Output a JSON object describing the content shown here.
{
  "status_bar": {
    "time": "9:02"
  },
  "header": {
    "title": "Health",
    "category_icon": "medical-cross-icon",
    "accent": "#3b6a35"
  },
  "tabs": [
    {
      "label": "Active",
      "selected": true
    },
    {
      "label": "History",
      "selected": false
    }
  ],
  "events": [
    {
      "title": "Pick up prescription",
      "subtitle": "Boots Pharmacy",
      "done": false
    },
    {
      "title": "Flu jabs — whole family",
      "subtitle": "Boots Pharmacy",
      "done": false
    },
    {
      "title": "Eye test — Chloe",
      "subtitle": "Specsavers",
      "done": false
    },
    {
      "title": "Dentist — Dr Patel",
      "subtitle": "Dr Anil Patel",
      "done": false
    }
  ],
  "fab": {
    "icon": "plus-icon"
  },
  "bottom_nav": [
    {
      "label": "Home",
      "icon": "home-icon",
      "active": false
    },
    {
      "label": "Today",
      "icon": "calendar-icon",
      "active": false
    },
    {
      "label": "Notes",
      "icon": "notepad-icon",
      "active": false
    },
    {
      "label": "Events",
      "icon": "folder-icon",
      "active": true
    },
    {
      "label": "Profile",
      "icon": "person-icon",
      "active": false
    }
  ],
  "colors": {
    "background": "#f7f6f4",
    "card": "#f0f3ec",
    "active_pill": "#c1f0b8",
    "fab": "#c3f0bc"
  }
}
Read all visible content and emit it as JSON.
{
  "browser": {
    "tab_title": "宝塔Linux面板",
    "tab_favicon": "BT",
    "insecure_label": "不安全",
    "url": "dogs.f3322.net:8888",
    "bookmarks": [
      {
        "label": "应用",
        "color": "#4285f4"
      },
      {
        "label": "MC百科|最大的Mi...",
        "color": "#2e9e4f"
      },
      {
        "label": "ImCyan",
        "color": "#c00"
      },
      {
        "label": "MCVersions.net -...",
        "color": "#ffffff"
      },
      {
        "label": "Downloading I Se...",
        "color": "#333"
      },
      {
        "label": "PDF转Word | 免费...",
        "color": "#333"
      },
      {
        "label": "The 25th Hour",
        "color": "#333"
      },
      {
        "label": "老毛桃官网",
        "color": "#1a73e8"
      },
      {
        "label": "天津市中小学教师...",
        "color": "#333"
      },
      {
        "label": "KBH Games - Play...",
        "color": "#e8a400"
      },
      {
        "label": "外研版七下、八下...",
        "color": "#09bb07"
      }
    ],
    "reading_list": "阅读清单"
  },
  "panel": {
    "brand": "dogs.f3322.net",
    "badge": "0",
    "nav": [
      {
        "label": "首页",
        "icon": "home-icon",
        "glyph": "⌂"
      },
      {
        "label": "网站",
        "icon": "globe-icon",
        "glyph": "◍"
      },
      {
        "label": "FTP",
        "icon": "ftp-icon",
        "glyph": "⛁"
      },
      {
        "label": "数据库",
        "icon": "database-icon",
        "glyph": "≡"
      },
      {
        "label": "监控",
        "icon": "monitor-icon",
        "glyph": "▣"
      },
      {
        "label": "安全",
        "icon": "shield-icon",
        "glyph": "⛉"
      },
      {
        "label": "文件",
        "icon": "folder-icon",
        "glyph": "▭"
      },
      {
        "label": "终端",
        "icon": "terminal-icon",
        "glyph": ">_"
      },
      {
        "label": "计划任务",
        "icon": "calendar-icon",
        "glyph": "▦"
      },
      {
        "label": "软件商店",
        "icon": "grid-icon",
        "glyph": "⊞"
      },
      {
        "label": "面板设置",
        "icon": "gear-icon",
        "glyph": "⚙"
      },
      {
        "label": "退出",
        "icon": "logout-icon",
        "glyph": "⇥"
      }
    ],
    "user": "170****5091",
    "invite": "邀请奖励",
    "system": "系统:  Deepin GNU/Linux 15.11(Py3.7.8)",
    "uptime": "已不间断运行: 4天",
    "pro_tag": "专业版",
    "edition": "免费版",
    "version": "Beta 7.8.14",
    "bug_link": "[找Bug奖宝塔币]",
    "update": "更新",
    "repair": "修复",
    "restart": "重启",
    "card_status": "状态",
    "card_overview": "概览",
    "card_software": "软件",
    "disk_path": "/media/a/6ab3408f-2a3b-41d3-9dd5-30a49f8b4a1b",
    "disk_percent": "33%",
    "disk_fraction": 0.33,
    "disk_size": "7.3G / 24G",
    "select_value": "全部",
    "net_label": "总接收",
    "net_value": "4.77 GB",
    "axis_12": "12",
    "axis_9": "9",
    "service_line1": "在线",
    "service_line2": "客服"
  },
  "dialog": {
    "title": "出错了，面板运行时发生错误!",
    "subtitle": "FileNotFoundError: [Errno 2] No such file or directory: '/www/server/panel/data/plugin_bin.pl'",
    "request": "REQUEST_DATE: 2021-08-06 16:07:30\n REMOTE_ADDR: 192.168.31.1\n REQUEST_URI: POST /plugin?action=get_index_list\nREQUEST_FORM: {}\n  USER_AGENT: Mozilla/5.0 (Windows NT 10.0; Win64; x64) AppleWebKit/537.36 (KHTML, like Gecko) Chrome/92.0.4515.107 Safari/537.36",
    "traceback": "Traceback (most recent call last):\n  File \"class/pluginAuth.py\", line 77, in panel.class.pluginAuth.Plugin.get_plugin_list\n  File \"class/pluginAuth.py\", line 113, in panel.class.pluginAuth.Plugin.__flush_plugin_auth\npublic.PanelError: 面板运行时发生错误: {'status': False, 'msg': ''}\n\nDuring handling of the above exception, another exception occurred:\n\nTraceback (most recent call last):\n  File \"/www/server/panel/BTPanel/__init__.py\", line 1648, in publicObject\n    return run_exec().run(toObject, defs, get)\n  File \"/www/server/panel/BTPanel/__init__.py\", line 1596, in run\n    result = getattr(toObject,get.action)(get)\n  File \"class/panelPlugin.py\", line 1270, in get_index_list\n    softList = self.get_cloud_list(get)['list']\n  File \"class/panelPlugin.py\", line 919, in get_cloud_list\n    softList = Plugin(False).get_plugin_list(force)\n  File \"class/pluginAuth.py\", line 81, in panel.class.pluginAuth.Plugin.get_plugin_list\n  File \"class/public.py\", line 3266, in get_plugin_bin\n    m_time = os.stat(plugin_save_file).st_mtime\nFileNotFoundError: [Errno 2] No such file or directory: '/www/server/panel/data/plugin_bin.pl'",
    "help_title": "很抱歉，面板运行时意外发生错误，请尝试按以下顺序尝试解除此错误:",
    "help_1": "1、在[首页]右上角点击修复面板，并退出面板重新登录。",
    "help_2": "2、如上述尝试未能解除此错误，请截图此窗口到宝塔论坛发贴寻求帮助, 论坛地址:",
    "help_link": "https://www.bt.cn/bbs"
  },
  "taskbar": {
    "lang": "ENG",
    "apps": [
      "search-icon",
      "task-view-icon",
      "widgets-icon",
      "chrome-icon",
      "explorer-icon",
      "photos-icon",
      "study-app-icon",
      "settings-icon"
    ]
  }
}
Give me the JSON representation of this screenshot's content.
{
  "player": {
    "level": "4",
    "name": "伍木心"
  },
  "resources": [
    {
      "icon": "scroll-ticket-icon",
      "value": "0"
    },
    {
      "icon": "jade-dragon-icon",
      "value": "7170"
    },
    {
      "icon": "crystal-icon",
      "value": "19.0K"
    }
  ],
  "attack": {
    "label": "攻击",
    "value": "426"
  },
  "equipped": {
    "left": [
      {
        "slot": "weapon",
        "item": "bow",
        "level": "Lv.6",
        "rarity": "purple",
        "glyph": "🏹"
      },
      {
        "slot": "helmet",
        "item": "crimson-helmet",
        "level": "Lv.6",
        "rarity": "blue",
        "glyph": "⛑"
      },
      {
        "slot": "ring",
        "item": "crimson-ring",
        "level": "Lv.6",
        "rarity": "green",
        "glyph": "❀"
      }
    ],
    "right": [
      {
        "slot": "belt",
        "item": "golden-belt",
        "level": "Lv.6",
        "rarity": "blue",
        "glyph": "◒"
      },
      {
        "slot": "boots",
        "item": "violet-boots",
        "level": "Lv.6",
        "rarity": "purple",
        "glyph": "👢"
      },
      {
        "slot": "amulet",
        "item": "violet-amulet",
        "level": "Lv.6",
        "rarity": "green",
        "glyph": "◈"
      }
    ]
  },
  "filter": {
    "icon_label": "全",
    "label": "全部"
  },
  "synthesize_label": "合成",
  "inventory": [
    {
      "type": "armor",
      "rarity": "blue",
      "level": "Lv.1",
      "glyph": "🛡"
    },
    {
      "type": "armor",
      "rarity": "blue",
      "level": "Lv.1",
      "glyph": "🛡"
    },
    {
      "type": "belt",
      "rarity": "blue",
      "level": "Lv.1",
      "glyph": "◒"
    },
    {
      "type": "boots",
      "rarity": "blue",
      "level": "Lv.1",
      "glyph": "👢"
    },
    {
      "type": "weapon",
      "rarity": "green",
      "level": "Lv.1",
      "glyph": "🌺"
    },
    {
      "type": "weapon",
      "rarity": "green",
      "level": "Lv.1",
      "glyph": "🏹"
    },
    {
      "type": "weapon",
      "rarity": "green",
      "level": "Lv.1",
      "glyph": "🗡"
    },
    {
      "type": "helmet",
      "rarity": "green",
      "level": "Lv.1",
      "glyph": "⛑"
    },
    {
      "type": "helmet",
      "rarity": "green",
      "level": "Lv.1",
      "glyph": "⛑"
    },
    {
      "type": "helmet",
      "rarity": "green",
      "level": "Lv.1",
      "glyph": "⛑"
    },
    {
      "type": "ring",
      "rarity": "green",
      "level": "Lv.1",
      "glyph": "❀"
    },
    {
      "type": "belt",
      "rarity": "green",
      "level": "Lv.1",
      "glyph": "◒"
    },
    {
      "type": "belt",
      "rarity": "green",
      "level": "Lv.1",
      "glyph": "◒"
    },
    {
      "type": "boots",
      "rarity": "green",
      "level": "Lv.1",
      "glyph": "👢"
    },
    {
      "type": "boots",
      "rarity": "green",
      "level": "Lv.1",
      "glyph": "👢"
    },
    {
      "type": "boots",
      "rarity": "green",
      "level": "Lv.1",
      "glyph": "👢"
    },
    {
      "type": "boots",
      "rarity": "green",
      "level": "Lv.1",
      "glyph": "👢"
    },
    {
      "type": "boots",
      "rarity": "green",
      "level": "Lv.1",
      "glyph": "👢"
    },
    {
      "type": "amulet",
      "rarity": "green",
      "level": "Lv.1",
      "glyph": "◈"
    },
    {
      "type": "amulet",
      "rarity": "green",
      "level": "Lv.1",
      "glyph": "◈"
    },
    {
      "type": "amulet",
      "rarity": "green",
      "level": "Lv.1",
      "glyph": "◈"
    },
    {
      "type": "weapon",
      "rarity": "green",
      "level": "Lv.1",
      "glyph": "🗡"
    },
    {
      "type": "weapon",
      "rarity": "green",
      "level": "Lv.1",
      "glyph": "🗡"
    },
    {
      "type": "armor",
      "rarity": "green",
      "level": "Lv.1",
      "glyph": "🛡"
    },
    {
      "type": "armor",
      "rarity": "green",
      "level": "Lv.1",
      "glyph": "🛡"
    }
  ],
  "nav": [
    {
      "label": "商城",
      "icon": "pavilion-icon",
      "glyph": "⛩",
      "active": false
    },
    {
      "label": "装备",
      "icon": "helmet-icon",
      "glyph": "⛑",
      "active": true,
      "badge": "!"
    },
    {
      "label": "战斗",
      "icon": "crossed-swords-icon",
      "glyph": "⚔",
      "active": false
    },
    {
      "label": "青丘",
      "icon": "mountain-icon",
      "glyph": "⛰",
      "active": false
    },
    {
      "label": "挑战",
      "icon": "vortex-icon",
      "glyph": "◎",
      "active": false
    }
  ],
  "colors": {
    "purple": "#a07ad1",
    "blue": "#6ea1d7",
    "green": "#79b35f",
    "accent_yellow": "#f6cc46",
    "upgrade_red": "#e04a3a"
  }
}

-----

Pull out all lines containing "true".

      "selected": true
      "active": true
      "active": true,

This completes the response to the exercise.